In the material below, identify each line bearing the word "dollars". Reproduce those lines.

Provided material |

+++

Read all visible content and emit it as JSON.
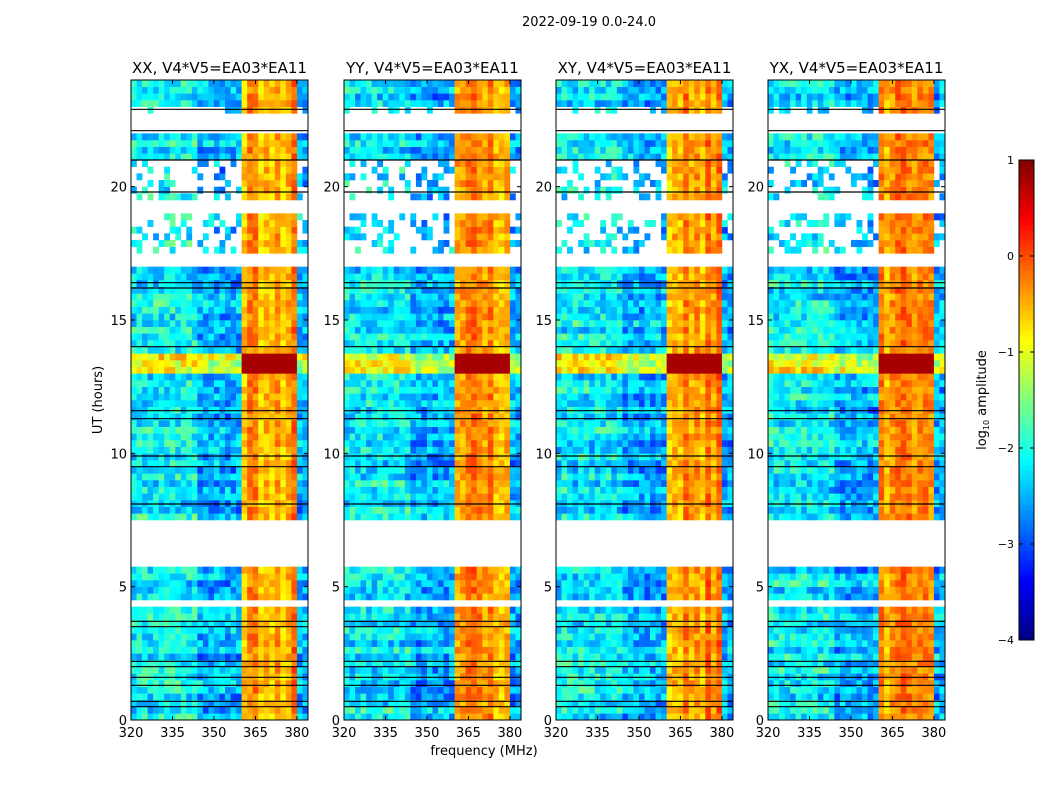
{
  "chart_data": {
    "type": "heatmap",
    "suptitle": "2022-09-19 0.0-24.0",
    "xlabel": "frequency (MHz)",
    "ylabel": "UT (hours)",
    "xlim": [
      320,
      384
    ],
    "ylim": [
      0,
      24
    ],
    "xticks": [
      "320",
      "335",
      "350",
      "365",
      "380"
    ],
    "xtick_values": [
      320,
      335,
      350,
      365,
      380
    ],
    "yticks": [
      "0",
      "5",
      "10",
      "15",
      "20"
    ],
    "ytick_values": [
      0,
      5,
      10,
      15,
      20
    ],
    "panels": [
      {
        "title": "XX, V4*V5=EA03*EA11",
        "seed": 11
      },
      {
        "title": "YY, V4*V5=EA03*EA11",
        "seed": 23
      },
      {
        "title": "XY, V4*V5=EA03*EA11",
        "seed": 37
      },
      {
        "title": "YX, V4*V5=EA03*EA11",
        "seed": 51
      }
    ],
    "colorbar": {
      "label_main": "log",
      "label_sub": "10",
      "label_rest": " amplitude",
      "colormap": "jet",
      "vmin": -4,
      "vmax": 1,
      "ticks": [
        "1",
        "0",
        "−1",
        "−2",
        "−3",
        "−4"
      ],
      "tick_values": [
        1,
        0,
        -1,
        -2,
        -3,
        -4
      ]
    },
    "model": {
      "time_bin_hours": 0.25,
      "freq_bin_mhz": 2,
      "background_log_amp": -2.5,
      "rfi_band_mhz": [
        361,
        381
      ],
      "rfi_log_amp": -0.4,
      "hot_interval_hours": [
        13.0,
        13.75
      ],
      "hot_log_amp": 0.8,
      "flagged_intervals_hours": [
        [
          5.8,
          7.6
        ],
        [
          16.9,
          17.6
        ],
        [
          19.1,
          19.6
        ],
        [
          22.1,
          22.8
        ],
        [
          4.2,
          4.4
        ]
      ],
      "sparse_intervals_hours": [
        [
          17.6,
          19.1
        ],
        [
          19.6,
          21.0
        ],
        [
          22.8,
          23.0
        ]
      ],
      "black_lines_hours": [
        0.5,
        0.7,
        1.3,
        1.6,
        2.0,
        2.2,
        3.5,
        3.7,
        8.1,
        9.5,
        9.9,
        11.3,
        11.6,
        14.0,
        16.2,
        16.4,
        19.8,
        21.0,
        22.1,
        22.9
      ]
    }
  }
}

+++

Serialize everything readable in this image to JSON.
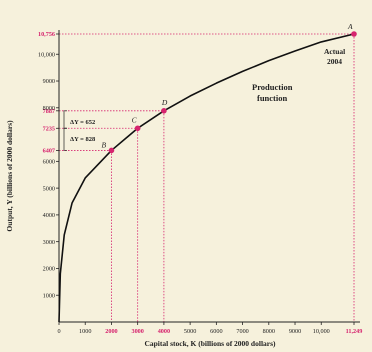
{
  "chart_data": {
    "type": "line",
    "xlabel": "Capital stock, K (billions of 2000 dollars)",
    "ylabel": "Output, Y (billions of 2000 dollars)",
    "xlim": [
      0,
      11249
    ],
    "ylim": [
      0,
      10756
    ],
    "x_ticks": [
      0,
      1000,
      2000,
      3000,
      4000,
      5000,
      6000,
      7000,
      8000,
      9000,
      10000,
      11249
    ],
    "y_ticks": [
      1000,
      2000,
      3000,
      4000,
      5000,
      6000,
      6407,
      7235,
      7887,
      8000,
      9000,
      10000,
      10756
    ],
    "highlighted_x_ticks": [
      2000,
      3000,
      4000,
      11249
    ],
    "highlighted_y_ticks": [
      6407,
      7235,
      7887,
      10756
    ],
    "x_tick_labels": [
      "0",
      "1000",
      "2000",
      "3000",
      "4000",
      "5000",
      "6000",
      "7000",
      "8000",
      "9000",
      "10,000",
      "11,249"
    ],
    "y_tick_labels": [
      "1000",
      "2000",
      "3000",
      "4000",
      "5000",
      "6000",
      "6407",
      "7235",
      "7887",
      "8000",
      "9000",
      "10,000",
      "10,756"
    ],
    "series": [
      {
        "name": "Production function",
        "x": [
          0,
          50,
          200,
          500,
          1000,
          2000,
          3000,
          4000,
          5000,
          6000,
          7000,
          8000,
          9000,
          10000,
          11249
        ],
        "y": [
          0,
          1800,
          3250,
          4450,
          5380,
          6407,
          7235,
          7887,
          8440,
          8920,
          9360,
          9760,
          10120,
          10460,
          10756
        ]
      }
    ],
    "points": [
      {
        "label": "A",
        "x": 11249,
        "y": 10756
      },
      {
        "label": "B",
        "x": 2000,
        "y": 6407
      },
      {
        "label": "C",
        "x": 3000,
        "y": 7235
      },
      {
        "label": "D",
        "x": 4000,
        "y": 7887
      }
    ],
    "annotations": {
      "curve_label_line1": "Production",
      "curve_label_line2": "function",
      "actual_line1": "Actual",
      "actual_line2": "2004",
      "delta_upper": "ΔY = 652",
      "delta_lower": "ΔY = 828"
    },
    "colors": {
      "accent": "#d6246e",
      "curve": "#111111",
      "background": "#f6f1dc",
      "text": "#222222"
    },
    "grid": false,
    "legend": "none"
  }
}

+++

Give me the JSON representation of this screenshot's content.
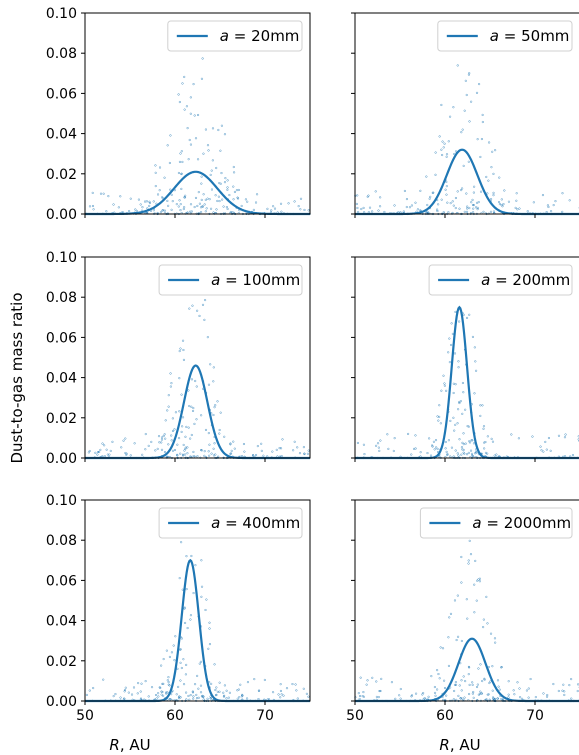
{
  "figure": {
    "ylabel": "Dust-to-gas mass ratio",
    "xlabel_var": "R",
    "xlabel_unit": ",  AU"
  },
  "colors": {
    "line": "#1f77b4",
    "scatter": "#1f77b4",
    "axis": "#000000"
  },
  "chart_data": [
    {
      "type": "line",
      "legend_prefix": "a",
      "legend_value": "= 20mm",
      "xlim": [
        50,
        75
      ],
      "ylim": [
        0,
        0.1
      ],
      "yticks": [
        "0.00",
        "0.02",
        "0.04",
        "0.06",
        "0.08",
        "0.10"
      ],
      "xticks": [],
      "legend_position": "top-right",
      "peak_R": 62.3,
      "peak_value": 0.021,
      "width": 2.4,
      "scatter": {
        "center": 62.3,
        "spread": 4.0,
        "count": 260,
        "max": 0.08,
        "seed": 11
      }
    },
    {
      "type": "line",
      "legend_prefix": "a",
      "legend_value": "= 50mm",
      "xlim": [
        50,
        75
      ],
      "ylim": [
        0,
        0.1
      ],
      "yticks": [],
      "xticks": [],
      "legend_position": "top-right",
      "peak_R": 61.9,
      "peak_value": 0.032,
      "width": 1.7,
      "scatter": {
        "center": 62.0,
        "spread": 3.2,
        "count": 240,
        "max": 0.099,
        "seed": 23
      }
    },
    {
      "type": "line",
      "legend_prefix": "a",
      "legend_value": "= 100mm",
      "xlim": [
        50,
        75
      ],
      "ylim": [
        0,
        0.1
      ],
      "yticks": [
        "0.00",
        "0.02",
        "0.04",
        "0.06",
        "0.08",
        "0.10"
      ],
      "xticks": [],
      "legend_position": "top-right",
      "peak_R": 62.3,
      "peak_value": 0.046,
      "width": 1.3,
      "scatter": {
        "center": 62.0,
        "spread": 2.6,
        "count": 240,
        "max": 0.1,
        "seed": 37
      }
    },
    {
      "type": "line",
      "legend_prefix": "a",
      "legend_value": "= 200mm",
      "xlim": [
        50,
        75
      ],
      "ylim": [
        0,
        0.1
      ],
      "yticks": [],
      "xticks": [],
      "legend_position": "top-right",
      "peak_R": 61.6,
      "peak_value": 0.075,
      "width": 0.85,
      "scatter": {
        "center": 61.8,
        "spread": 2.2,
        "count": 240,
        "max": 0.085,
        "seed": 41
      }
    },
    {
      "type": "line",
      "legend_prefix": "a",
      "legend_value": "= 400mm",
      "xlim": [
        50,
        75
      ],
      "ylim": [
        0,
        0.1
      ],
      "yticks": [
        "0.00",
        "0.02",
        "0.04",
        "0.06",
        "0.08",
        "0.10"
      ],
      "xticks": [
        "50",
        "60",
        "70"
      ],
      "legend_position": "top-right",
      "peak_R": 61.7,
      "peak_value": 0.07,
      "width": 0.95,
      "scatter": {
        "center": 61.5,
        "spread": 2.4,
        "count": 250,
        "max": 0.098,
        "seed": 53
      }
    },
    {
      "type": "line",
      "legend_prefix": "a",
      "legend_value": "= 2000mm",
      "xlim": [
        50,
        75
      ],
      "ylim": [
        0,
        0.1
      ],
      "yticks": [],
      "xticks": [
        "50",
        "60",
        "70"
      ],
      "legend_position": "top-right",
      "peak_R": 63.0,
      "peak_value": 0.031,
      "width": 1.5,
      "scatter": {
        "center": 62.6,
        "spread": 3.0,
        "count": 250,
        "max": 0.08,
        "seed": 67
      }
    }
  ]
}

+++

Solution for this exercise |
    "xlabel": "Capital stock, K (billions of 2000 dollars)",
    "ylabel": "Output, Y (billions of 2000 dollars)",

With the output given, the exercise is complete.